Task brief.
Below are the records; copy each line in them that holds the word "составляет".

Provided data.
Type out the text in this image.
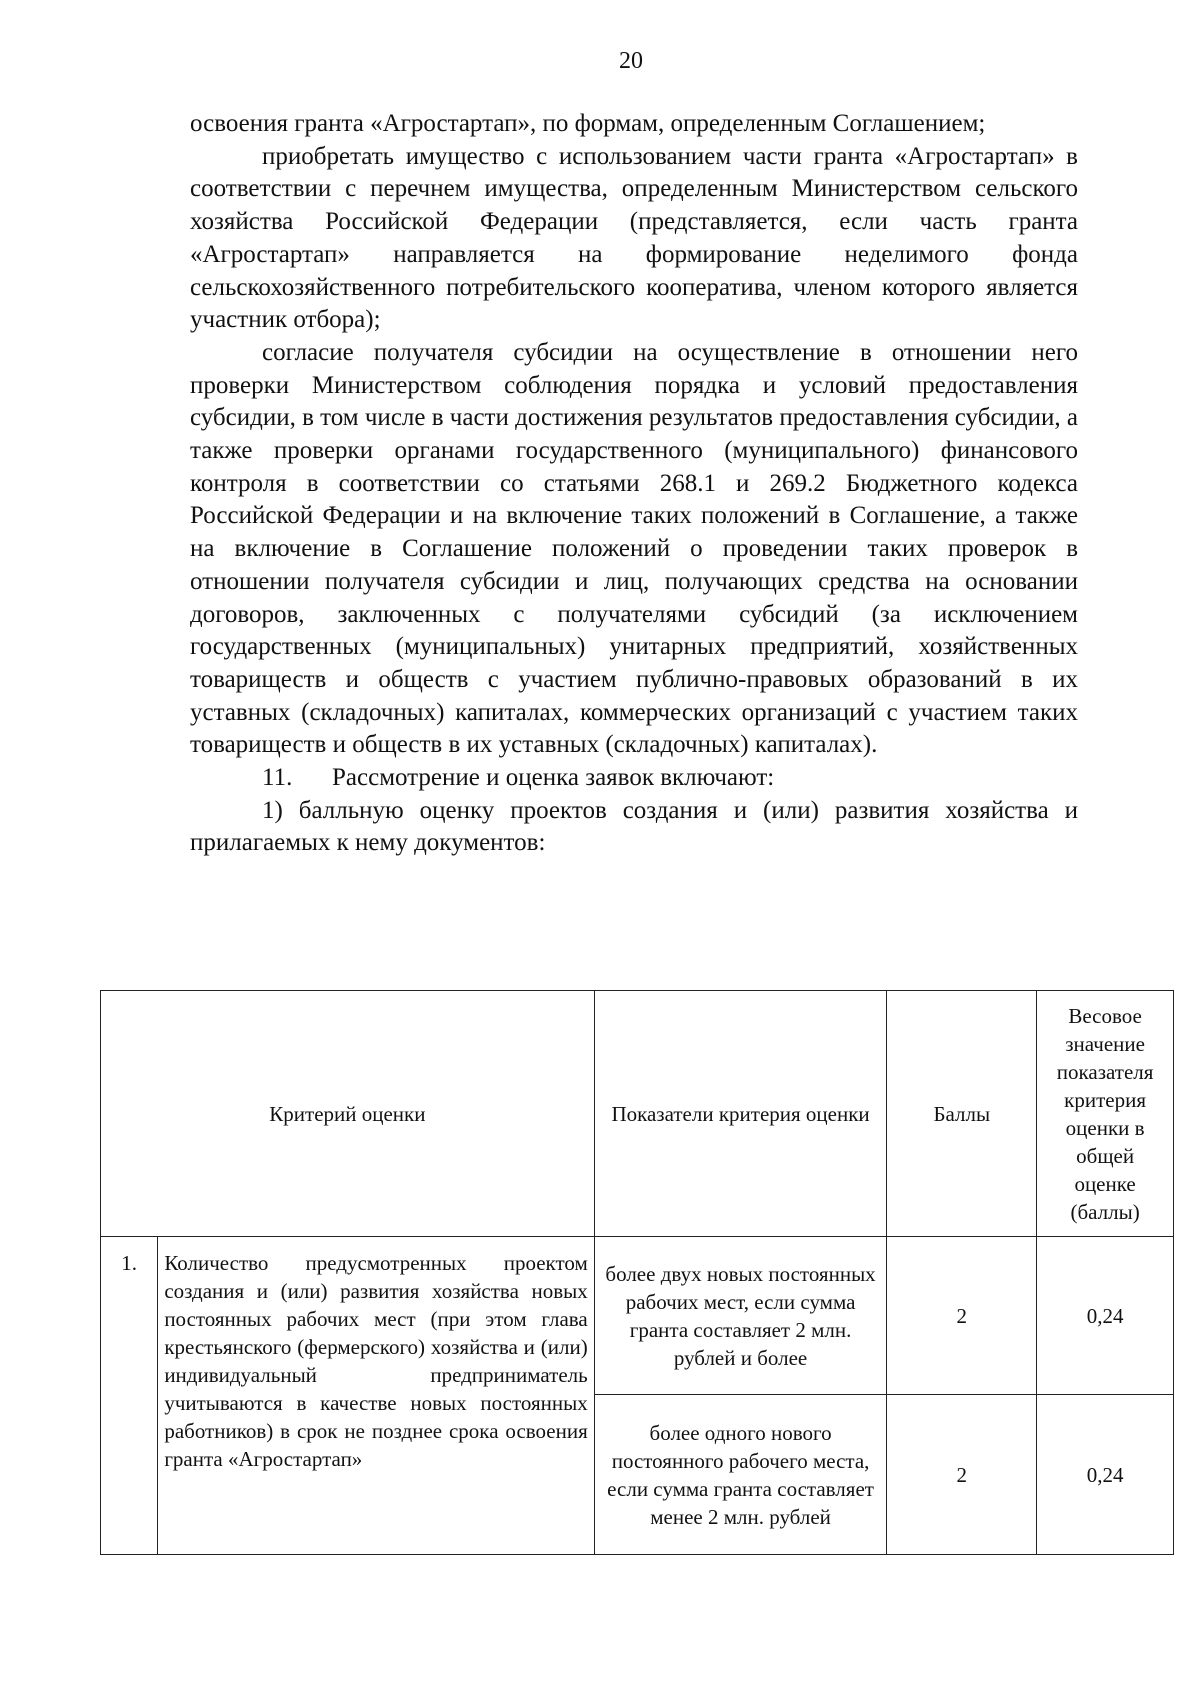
20

освоения гранта «Агростартап», по формам, определенным Соглашением;

приобретать имущество с использованием части гранта «Агростартап» в соответствии с перечнем имущества, определенным Министерством сельского хозяйства Российской Федерации (представляется, если часть гранта «Агростартап» направляется на формирование неделимого фонда сельскохозяйственного потребительского кооператива, членом которого является участник отбора);

согласие получателя субсидии на осуществление в отношении него проверки Министерством соблюдения порядка и условий предоставления субсидии, в том числе в части достижения результатов предоставления субсидии, а также проверки органами государственного (муниципального) финансового контроля в соответствии со статьями 268.1 и 269.2 Бюджетного кодекса Российской Федерации и на включение таких положений в Соглашение, а также на включение в Соглашение положений о проведении таких проверок в отношении получателя субсидии и лиц, получающих средства на основании договоров, заключенных с получателями субсидий (за исключением государственных (муниципальных) унитарных предприятий, хозяйственных товариществ и обществ с участием публично-правовых образований в их уставных (складочных) капиталах, коммерческих организаций с участием таких товариществ и обществ в их уставных (складочных) капиталах).

11. Рассмотрение и оценка заявок включают:

1) балльную оценку проектов создания и (или) развития хозяйства и прилагаемых к нему документов:

Критерий оценки		Показатели критерия оценки	Баллы	Весовое значение показателя критерия оценки в общей оценке (баллы)
1.	Количество предусмотренных проектом создания и (или) развития хозяйства новых постоянных рабочих мест (при этом глава крестьянского (фермерского) хозяйства и (или) индивидуальный предприниматель учитываются в качестве новых постоянных работников) в срок не позднее срока освоения гранта «Агростартап»	более двух новых постоянных рабочих мест, если сумма гранта составляет 2 млн. рублей и более	2	0,24
		более одного нового постоянного рабочего места, если сумма гранта составляет менее 2 млн. рублей	2	0,24
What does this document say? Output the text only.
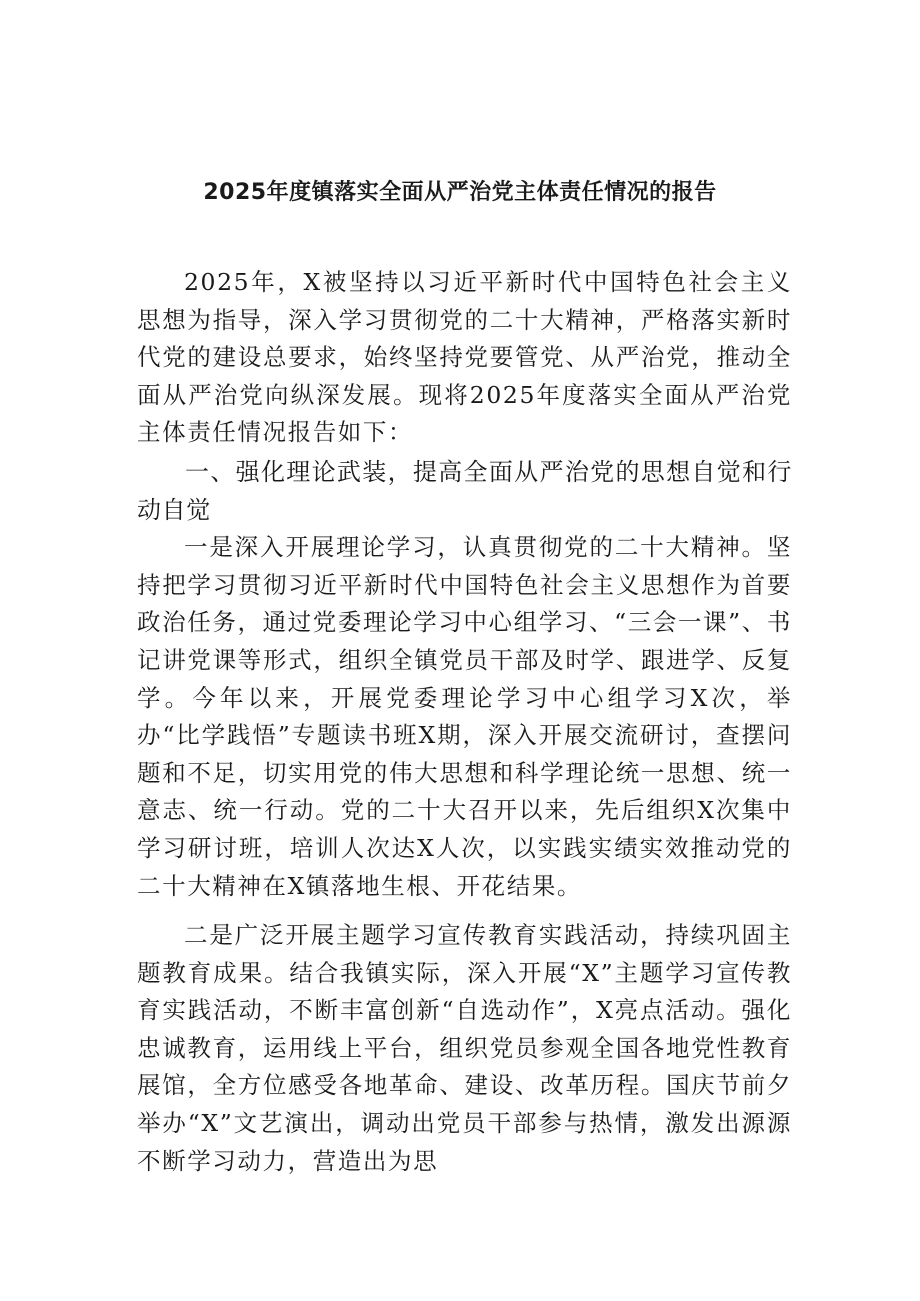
2025年度镇落实全面从严治党主体责任情况的报告

2025年，X被坚持以习近平新时代中国特色社会主义思想为指导，深入学习贯彻党的二十大精神，严格落实新时代党的建设总要求，始终坚持党要管党、从严治党，推动全面从严治党向纵深发展。现将2025年度落实全面从严治党主体责任情况报告如下：

一、强化理论武装，提高全面从严治党的思想自觉和行动自觉

一是深入开展理论学习，认真贯彻党的二十大精神。坚持把学习贯彻习近平新时代中国特色社会主义思想作为首要政治任务，通过党委理论学习中心组学习、“三会一课”、书记讲党课等形式，组织全镇党员干部及时学、跟进学、反复学。今年以来，开展党委理论学习中心组学习X次，举办“比学践悟”专题读书班X期，深入开展交流研讨，查摆问题和不足，切实用党的伟大思想和科学理论统一思想、统一意志、统一行动。党的二十大召开以来，先后组织X次集中学习研讨班，培训人次达X人次，以实践实绩实效推动党的二十大精神在X镇落地生根、开花结果。

二是广泛开展主题学习宣传教育实践活动，持续巩固主题教育成果。结合我镇实际，深入开展“X”主题学习宣传教育实践活动，不断丰富创新“自选动作”，X亮点活动。强化忠诚教育，运用线上平台，组织党员参观全国各地党性教育展馆，全方位感受各地革命、建设、改革历程。国庆节前夕举办“X”文艺演出，调动出党员干部参与热情，激发出源源不断学习动力，营造出为思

Solution for this problem.
1.	Количество предусмотренных проектом создания и (или) развития хозяйства новых постоянных рабочих мест (при этом глава крестьянского (фермерского) хозяйства и (или) индивидуальный предприниматель учитываются в качестве новых постоянных работников) в срок не позднее срока освоения гранта «Агростартап»	более двух новых постоянных рабочих мест, если сумма гранта составляет 2 млн. рублей и более	2	0,24
		более одного нового постоянного рабочего места, если сумма гранта составляет менее 2 млн. рублей	2	0,24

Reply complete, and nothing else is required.